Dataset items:
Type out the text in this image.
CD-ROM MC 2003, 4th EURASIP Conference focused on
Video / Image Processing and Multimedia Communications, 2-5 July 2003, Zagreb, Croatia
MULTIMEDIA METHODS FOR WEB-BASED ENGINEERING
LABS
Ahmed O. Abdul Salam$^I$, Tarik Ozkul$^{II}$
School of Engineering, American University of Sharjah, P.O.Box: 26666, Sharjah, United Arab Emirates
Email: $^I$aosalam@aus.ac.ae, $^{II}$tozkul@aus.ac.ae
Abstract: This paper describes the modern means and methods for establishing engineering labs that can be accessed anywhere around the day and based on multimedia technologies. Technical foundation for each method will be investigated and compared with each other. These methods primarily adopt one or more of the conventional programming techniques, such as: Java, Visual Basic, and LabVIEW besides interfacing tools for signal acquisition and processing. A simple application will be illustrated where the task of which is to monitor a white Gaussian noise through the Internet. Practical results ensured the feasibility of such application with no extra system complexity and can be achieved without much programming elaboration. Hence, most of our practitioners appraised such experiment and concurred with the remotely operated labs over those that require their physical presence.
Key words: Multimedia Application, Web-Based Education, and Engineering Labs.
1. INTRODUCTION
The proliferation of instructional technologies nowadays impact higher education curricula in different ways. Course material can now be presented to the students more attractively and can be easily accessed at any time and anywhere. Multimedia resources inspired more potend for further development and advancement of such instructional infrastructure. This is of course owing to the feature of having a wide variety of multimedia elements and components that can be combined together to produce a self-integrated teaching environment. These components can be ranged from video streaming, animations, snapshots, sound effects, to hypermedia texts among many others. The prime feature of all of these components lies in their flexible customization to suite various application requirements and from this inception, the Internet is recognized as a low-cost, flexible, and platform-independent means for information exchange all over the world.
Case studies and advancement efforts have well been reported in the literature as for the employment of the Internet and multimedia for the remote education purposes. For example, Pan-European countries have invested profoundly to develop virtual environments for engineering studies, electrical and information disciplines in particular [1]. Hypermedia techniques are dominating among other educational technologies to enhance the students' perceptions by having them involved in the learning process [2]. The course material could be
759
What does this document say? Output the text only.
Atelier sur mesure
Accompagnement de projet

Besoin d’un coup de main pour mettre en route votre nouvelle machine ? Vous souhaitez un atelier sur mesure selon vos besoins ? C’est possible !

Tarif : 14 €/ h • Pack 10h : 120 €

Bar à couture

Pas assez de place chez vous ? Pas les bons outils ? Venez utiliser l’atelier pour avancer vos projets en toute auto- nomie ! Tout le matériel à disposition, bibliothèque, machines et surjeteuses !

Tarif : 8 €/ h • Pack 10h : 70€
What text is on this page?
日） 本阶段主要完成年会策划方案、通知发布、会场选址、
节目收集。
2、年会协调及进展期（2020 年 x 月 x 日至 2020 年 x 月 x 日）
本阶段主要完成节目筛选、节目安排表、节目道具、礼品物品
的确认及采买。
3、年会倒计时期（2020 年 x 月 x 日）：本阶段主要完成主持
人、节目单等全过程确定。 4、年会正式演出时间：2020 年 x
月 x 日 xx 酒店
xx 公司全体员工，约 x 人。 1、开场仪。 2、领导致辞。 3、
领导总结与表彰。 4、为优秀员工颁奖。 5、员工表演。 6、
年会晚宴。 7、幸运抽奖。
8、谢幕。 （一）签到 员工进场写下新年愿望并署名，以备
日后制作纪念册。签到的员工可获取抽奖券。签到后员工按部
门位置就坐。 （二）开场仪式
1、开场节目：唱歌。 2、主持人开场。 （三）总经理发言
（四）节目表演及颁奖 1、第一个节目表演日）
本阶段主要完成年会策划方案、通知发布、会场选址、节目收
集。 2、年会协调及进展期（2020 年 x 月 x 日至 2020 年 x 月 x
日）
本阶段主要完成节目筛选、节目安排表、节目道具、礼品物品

*Problem description:* Every entry must be output again, exactly as written above.

*Response:*
Type out the text in this image.
CD-ROM MC 2003, 4th EURASIP Conference focused on
Video / Image Processing and Multimedia Communications, 2-5 July 2003, Zagreb, Croatia
MULTIMEDIA METHODS FOR WEB-BASED ENGINEERING
LABS
Ahmed O. Abdul Salam$^I$, Tarik Ozkul$^{II}$
School of Engineering, American University of Sharjah, P.O.Box: 26666, Sharjah, United Arab Emirates
Email: $^I$aosalam@aus.ac.ae, $^{II}$tozkul@aus.ac.ae
Abstract: This paper describes the modern means and methods for establishing engineering labs that can be accessed anywhere around the day and based on multimedia technologies. Technical foundation for each method will be investigated and compared with each other. These methods primarily adopt one or more of the conventional programming techniques, such as: Java, Visual Basic, and LabVIEW besides interfacing tools for signal acquisition and processing. A simple application will be illustrated where the task of which is to monitor a white Gaussian noise through the Internet. Practical results ensured the feasibility of such application with no extra system complexity and can be achieved without much programming elaboration. Hence, most of our practitioners appraised such experiment and concurred with the remotely operated labs over those that require their physical presence.
Key words: Multimedia Application, Web-Based Education, and Engineering Labs.
1. INTRODUCTION
The proliferation of instructional technologies nowadays impact higher education curricula in different ways. Course material can now be presented to the students more attractively and can be easily accessed at any time and anywhere. Multimedia resources inspired more potend for further development and advancement of such instructional infrastructure. This is of course owing to the feature of having a wide variety of multimedia elements and components that can be combined together to produce a self-integrated teaching environment. These components can be ranged from video streaming, animations, snapshots, sound effects, to hypermedia texts among many others. The prime feature of all of these components lies in their flexible customization to suite various application requirements and from this inception, the Internet is recognized as a low-cost, flexible, and platform-independent means for information exchange all over the world.
Case studies and advancement efforts have well been reported in the literature as for the employment of the Internet and multimedia for the remote education purposes. For example, Pan-European countries have invested profoundly to develop virtual environments for engineering studies, electrical and information disciplines in particular [1]. Hypermedia techniques are dominating among other educational technologies to enhance the students' perceptions by having them involved in the learning process [2]. The course material could be
759
What does this document say? Output the text only.
Atelier sur mesure
Accompagnement de projet

Besoin d’un coup de main pour mettre en route votre nouvelle machine ? Vous souhaitez un atelier sur mesure selon vos besoins ? C’est possible !

Tarif : 14 €/ h • Pack 10h : 120 €

Bar à couture

Pas assez de place chez vous ? Pas les bons outils ? Venez utiliser l’atelier pour avancer vos projets en toute auto- nomie ! Tout le matériel à disposition, bibliothèque, machines et surjeteuses !

Tarif : 8 €/ h • Pack 10h : 70€
What text is on this page?
日） 本阶段主要完成年会策划方案、通知发布、会场选址、
节目收集。
2、年会协调及进展期（2020 年 x 月 x 日至 2020 年 x 月 x 日）
本阶段主要完成节目筛选、节目安排表、节目道具、礼品物品
的确认及采买。
3、年会倒计时期（2020 年 x 月 x 日）：本阶段主要完成主持
人、节目单等全过程确定。 4、年会正式演出时间：2020 年 x
月 x 日 xx 酒店
xx 公司全体员工，约 x 人。 1、开场仪。 2、领导致辞。 3、
领导总结与表彰。 4、为优秀员工颁奖。 5、员工表演。 6、
年会晚宴。 7、幸运抽奖。
8、谢幕。 （一）签到 员工进场写下新年愿望并署名，以备
日后制作纪念册。签到的员工可获取抽奖券。签到后员工按部
门位置就坐。 （二）开场仪式
1、开场节目：唱歌。 2、主持人开场。 （三）总经理发言
（四）节目表演及颁奖 1、第一个节目表演日）
本阶段主要完成年会策划方案、通知发布、会场选址、节目收
集。 2、年会协调及进展期（2020 年 x 月 x 日至 2020 年 x 月 x
日）
本阶段主要完成节目筛选、节目安排表、节目道具、礼品物品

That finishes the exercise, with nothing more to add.